▸ **PROVIDED ENTRIES**
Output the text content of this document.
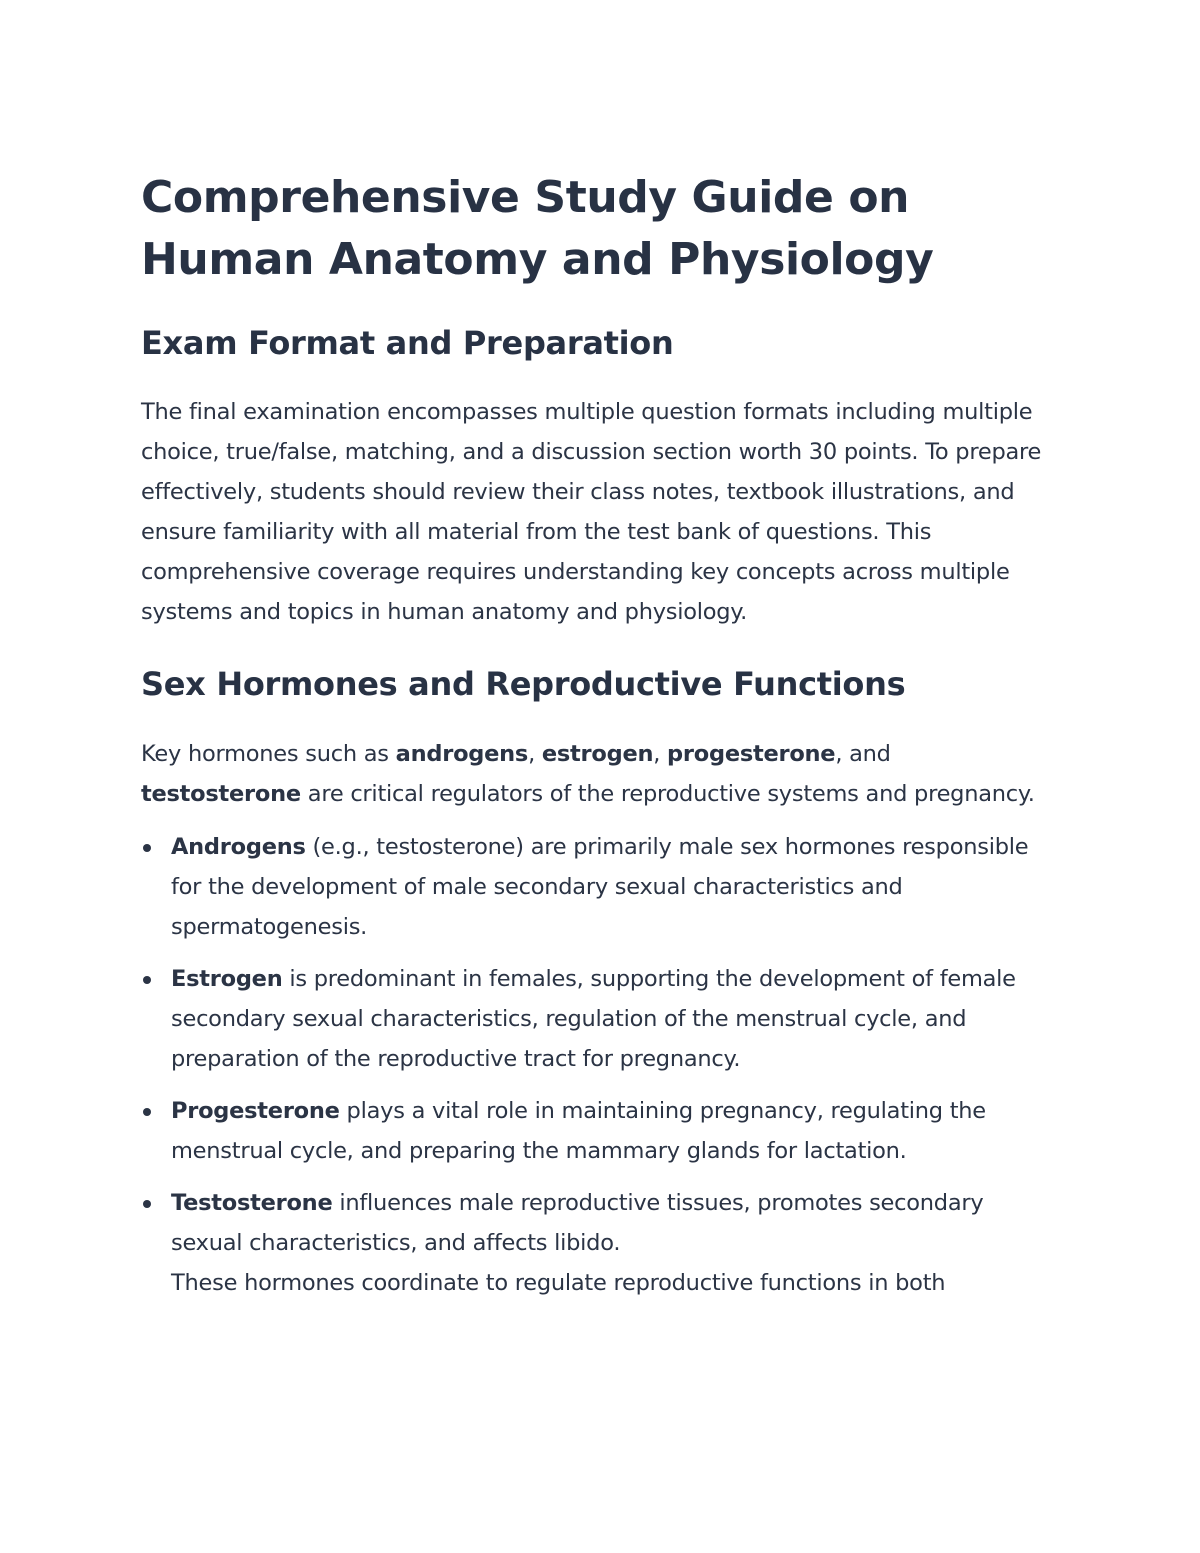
Comprehensive Study Guide on Human Anatomy and Physiology
Exam Format and Preparation

The final examination encompasses multiple question formats including multiple choice, true/false, matching, and a discussion section worth 30 points. To prepare effectively, students should review their class notes, textbook illustrations, and ensure familiarity with all material from the test bank of questions. This comprehensive coverage requires understanding key concepts across multiple systems and topics in human anatomy and physiology.

Sex Hormones and Reproductive Functions

Key hormones such as androgens, estrogen, progesterone, and testosterone are critical regulators of the reproductive systems and pregnancy.

Androgens (e.g., testosterone) are primarily male sex hormones responsible for the development of male secondary sexual characteristics and spermatogenesis.
Estrogen is predominant in females, supporting the development of female secondary sexual characteristics, regulation of the menstrual cycle, and preparation of the reproductive tract for pregnancy.
Progesterone plays a vital role in maintaining pregnancy, regulating the menstrual cycle, and preparing the mammary glands for lactation.
Testosterone influences male reproductive tissues, promotes secondary sexual characteristics, and affects libido.
These hormones coordinate to regulate reproductive functions in both
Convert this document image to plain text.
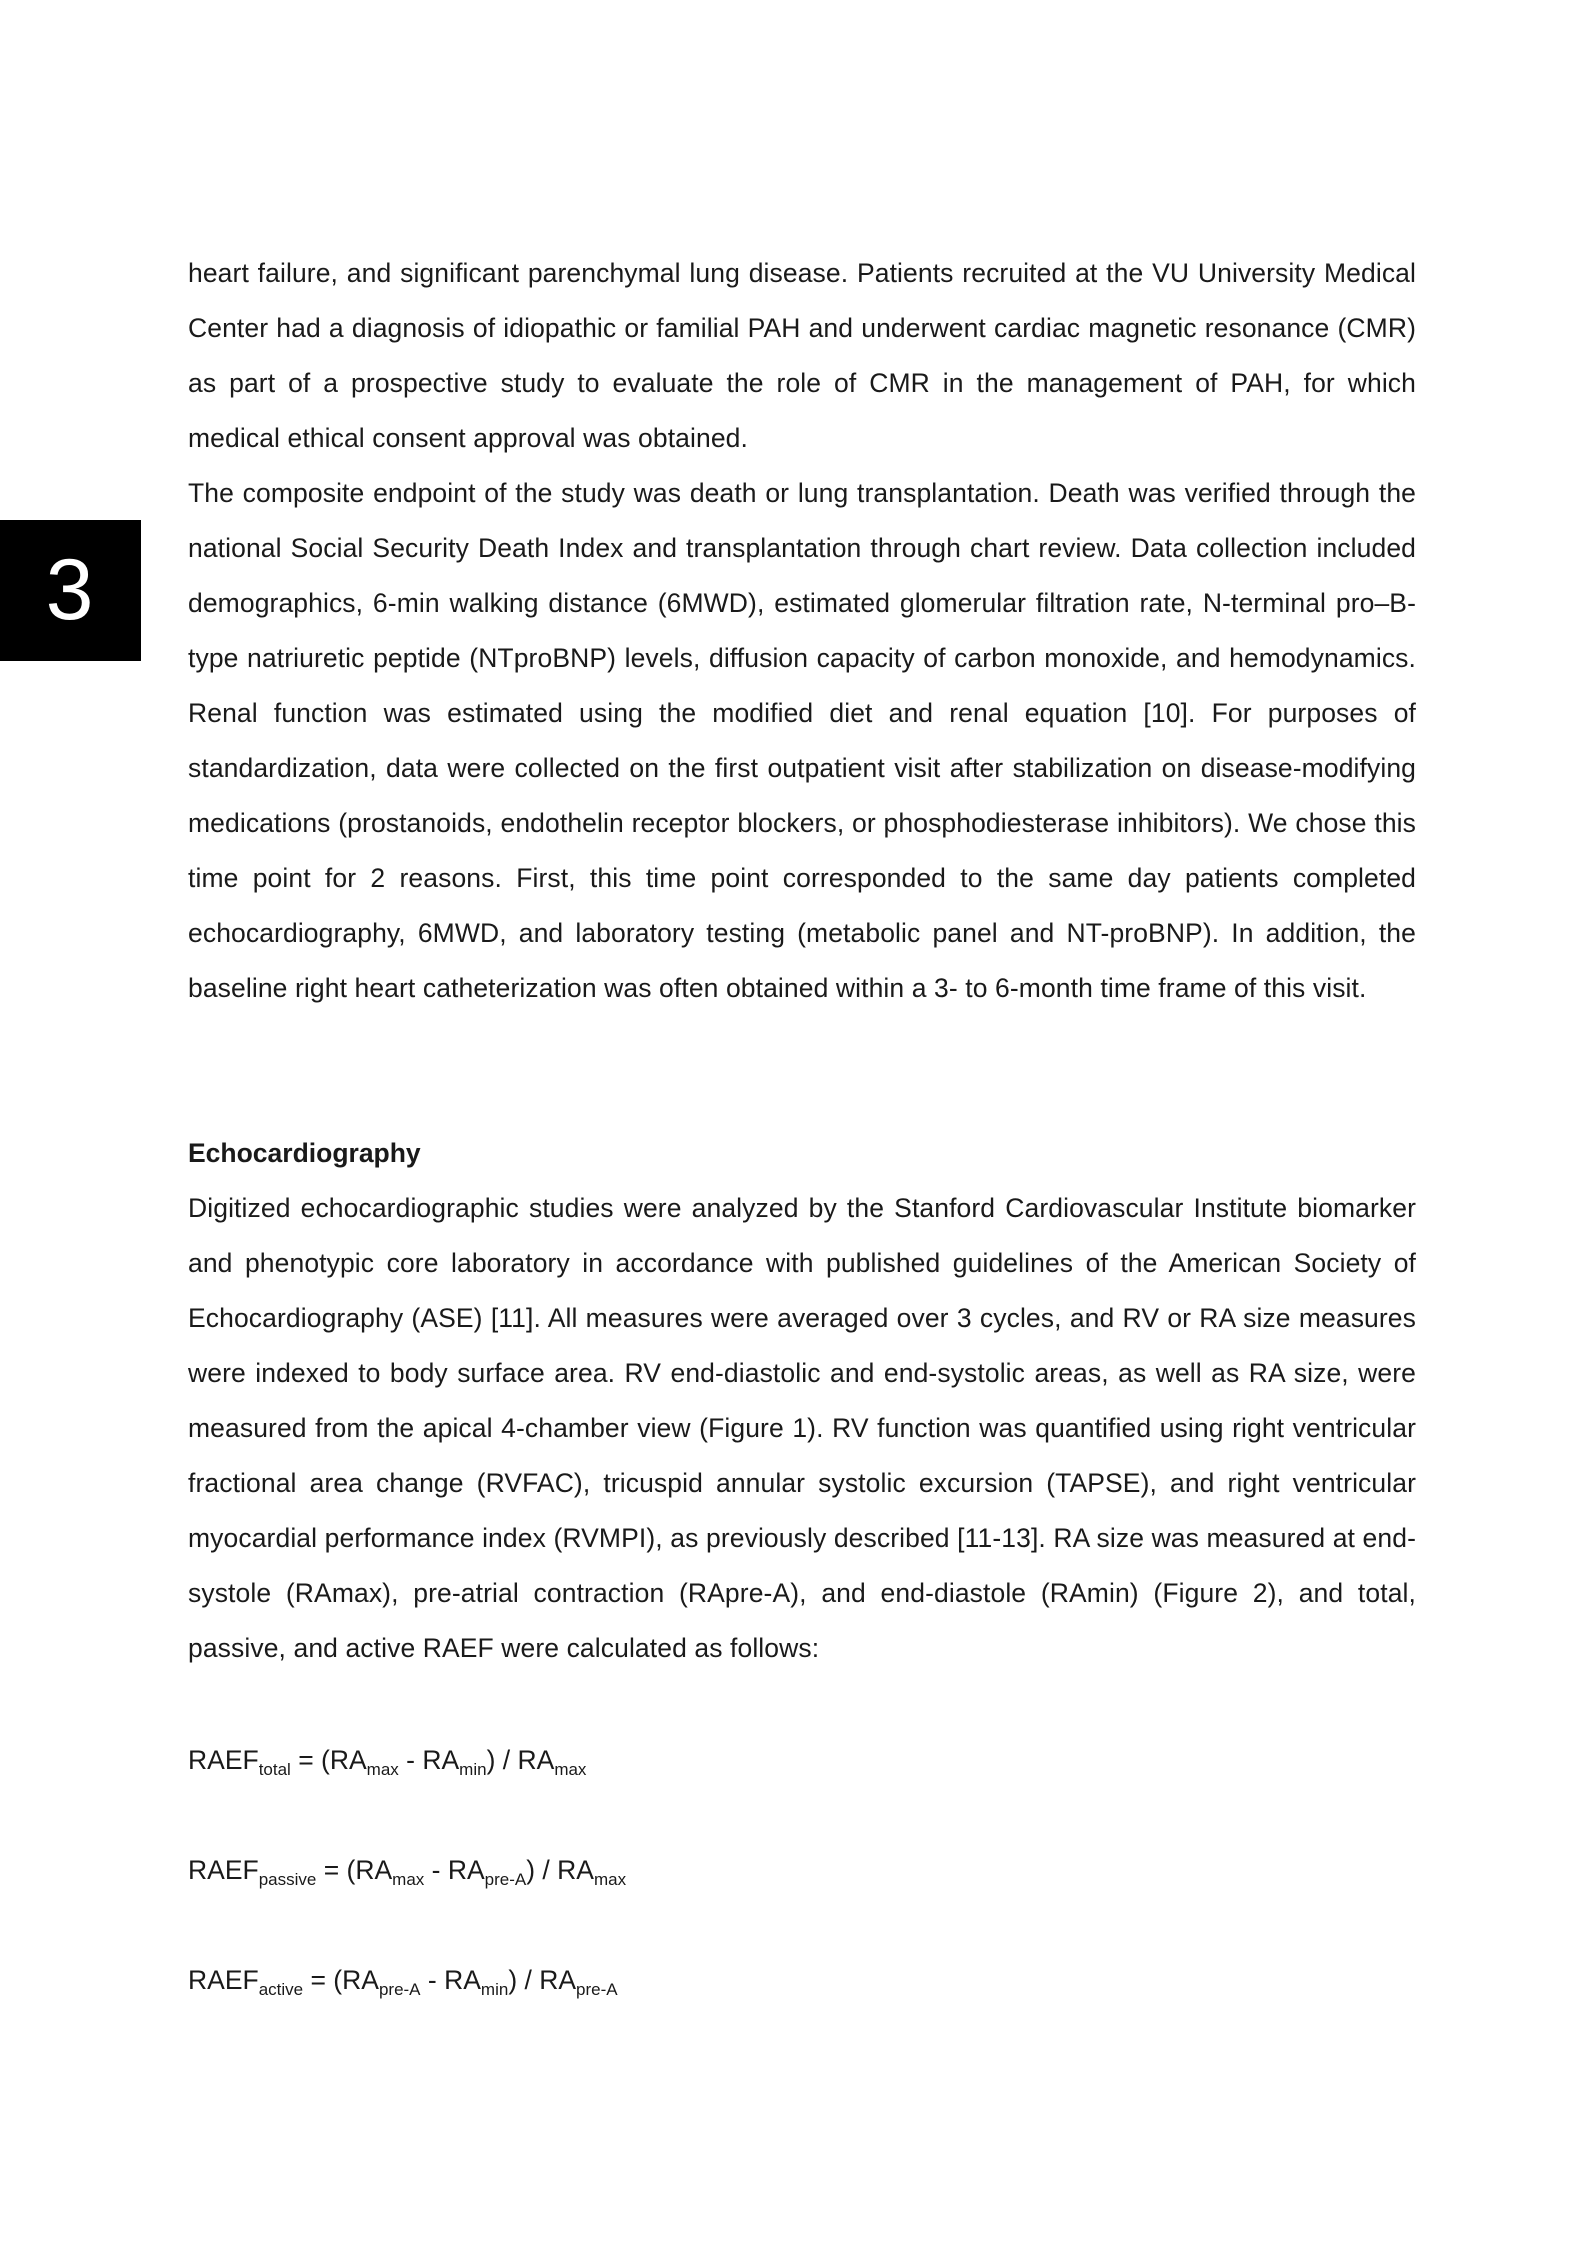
3

heart failure, and significant parenchymal lung disease. Patients recruited at the VU University Medical Center had a diagnosis of idiopathic or familial PAH and underwent cardiac magnetic resonance (CMR) as part of a prospective study to evaluate the role of CMR in the management of PAH, for which medical ethical consent approval was obtained.

The composite endpoint of the study was death or lung transplantation. Death was verified through the national Social Security Death Index and transplantation through chart review. Data collection included demographics, 6-min walking distance (6MWD), estimated glomerular filtration rate, N-terminal pro–B-type natriuretic peptide (NTproBNP) levels, diffusion capacity of carbon monoxide, and hemodynamics. Renal function was estimated using the modified diet and renal equation [10]. For purposes of standardization, data were collected on the first outpatient visit after stabilization on disease-modifying medications (prostanoids, endothelin receptor blockers, or phosphodiesterase inhibitors). We chose this time point for 2 reasons. First, this time point corresponded to the same day patients completed echocardiography, 6MWD, and laboratory testing (metabolic panel and NT-proBNP). In addition, the baseline right heart catheterization was often obtained within a 3- to 6-month time frame of this visit.

Echocardiography

Digitized echocardiographic studies were analyzed by the Stanford Cardiovascular Institute biomarker and phenotypic core laboratory in accordance with published guidelines of the American Society of Echocardiography (ASE) [11]. All measures were averaged over 3 cycles, and RV or RA size measures were indexed to body surface area. RV end-diastolic and end-systolic areas, as well as RA size, were measured from the apical 4-chamber view (Figure 1). RV function was quantified using right ventricular fractional area change (RVFAC), tricuspid annular systolic excursion (TAPSE), and right ventricular myocardial performance index (RVMPI), as previously described [11-13]. RA size was measured at end-systole (RAmax), pre-atrial contraction (RApre-A), and end-diastole (RAmin) (Figure 2), and total, passive, and active RAEF were calculated as follows:

$RAEF_{total} = (RA_{max} - RA_{min}) / RA_{max}$
$RAEF_{passive} = (RA_{max} - RA_{pre-A}) / RA_{max}$
$RAEF_{active} = (RA_{pre-A} - RA_{min}) / RA_{pre-A}$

▸ **DIRECTIONS**
Could you output all the entries above exactly as written, leaving out the pictures?

▸ **SOLUTION TO THIS PROBLEM**
Output the text content of this document.
Comprehensive Study Guide on Human Anatomy and Physiology
Exam Format and Preparation

The final examination encompasses multiple question formats including multiple choice, true/false, matching, and a discussion section worth 30 points. To prepare effectively, students should review their class notes, textbook illustrations, and ensure familiarity with all material from the test bank of questions. This comprehensive coverage requires understanding key concepts across multiple systems and topics in human anatomy and physiology.

Sex Hormones and Reproductive Functions

Key hormones such as androgens, estrogen, progesterone, and testosterone are critical regulators of the reproductive systems and pregnancy.

Androgens (e.g., testosterone) are primarily male sex hormones responsible for the development of male secondary sexual characteristics and spermatogenesis.
Estrogen is predominant in females, supporting the development of female secondary sexual characteristics, regulation of the menstrual cycle, and preparation of the reproductive tract for pregnancy.
Progesterone plays a vital role in maintaining pregnancy, regulating the menstrual cycle, and preparing the mammary glands for lactation.
Testosterone influences male reproductive tissues, promotes secondary sexual characteristics, and affects libido.
These hormones coordinate to regulate reproductive functions in both
Convert this document image to plain text.
3

heart failure, and significant parenchymal lung disease. Patients recruited at the VU University Medical Center had a diagnosis of idiopathic or familial PAH and underwent cardiac magnetic resonance (CMR) as part of a prospective study to evaluate the role of CMR in the management of PAH, for which medical ethical consent approval was obtained.

The composite endpoint of the study was death or lung transplantation. Death was verified through the national Social Security Death Index and transplantation through chart review. Data collection included demographics, 6-min walking distance (6MWD), estimated glomerular filtration rate, N-terminal pro–B-type natriuretic peptide (NTproBNP) levels, diffusion capacity of carbon monoxide, and hemodynamics. Renal function was estimated using the modified diet and renal equation [10]. For purposes of standardization, data were collected on the first outpatient visit after stabilization on disease-modifying medications (prostanoids, endothelin receptor blockers, or phosphodiesterase inhibitors). We chose this time point for 2 reasons. First, this time point corresponded to the same day patients completed echocardiography, 6MWD, and laboratory testing (metabolic panel and NT-proBNP). In addition, the baseline right heart catheterization was often obtained within a 3- to 6-month time frame of this visit.

Echocardiography

Digitized echocardiographic studies were analyzed by the Stanford Cardiovascular Institute biomarker and phenotypic core laboratory in accordance with published guidelines of the American Society of Echocardiography (ASE) [11]. All measures were averaged over 3 cycles, and RV or RA size measures were indexed to body surface area. RV end-diastolic and end-systolic areas, as well as RA size, were measured from the apical 4-chamber view (Figure 1). RV function was quantified using right ventricular fractional area change (RVFAC), tricuspid annular systolic excursion (TAPSE), and right ventricular myocardial performance index (RVMPI), as previously described [11-13]. RA size was measured at end-systole (RAmax), pre-atrial contraction (RApre-A), and end-diastole (RAmin) (Figure 2), and total, passive, and active RAEF were calculated as follows:

$RAEF_{total} = (RA_{max} - RA_{min}) / RA_{max}$
$RAEF_{passive} = (RA_{max} - RA_{pre-A}) / RA_{max}$
$RAEF_{active} = (RA_{pre-A} - RA_{min}) / RA_{pre-A}$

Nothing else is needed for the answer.